# Your goal
Every entry below must appear again, exactly as written.

-- START Data provided --

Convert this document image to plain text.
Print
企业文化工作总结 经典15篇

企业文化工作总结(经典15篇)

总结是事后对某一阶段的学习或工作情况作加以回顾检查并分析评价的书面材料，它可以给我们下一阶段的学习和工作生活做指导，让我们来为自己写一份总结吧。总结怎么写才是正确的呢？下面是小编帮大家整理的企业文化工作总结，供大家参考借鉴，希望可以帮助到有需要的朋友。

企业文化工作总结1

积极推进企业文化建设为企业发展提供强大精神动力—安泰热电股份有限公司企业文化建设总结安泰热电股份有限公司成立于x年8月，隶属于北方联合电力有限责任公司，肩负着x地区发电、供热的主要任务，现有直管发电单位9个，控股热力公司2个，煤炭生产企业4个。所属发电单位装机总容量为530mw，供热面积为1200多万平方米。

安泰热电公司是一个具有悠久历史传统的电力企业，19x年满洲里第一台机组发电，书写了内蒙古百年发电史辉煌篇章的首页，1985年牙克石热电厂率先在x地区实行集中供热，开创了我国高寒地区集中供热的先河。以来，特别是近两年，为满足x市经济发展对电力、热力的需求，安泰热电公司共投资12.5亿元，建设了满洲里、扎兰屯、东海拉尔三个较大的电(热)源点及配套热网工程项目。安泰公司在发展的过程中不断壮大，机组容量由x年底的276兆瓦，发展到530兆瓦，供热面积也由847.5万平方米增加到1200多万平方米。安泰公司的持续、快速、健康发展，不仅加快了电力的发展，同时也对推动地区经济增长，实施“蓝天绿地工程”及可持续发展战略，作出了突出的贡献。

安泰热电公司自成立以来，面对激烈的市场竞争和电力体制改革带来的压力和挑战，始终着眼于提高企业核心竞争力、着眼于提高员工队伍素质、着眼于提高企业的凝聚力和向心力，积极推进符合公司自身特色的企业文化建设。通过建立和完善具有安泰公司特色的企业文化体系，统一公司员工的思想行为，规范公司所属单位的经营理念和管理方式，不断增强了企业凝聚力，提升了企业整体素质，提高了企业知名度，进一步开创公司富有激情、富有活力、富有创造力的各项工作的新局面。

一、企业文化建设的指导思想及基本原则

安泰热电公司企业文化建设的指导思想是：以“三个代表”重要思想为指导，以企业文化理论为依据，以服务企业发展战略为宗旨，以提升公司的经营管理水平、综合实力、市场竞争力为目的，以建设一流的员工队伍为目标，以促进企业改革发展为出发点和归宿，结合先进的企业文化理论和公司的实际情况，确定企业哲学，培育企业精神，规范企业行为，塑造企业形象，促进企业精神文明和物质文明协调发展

-- END Data provided --

# Written reply
Convert this document image to plain text.
Print
企业文化工作总结 经典15篇

企业文化工作总结(经典15篇)

总结是事后对某一阶段的学习或工作情况作加以回顾检查并分析评价的书面材料，它可以给我们下一阶段的学习和工作生活做指导，让我们来为自己写一份总结吧。总结怎么写才是正确的呢？下面是小编帮大家整理的企业文化工作总结，供大家参考借鉴，希望可以帮助到有需要的朋友。

企业文化工作总结1

积极推进企业文化建设为企业发展提供强大精神动力—安泰热电股份有限公司企业文化建设总结安泰热电股份有限公司成立于x年8月，隶属于北方联合电力有限责任公司，肩负着x地区发电、供热的主要任务，现有直管发电单位9个，控股热力公司2个，煤炭生产企业4个。所属发电单位装机总容量为530mw，供热面积为1200多万平方米。

安泰热电公司是一个具有悠久历史传统的电力企业，19x年满洲里第一台机组发电，书写了内蒙古百年发电史辉煌篇章的首页，1985年牙克石热电厂率先在x地区实行集中供热，开创了我国高寒地区集中供热的先河。以来，特别是近两年，为满足x市经济发展对电力、热力的需求，安泰热电公司共投资12.5亿元，建设了满洲里、扎兰屯、东海拉尔三个较大的电(热)源点及配套热网工程项目。安泰公司在发展的过程中不断壮大，机组容量由x年底的276兆瓦，发展到530兆瓦，供热面积也由847.5万平方米增加到1200多万平方米。安泰公司的持续、快速、健康发展，不仅加快了电力的发展，同时也对推动地区经济增长，实施“蓝天绿地工程”及可持续发展战略，作出了突出的贡献。

安泰热电公司自成立以来，面对激烈的市场竞争和电力体制改革带来的压力和挑战，始终着眼于提高企业核心竞争力、着眼于提高员工队伍素质、着眼于提高企业的凝聚力和向心力，积极推进符合公司自身特色的企业文化建设。通过建立和完善具有安泰公司特色的企业文化体系，统一公司员工的思想行为，规范公司所属单位的经营理念和管理方式，不断增强了企业凝聚力，提升了企业整体素质，提高了企业知名度，进一步开创公司富有激情、富有活力、富有创造力的各项工作的新局面。

一、企业文化建设的指导思想及基本原则

安泰热电公司企业文化建设的指导思想是：以“三个代表”重要思想为指导，以企业文化理论为依据，以服务企业发展战略为宗旨，以提升公司的经营管理水平、综合实力、市场竞争力为目的，以建设一流的员工队伍为目标，以促进企业改革发展为出发点和归宿，结合先进的企业文化理论和公司的实际情况，确定企业哲学，培育企业精神，规范企业行为，塑造企业形象，促进企业精神文明和物质文明协调发展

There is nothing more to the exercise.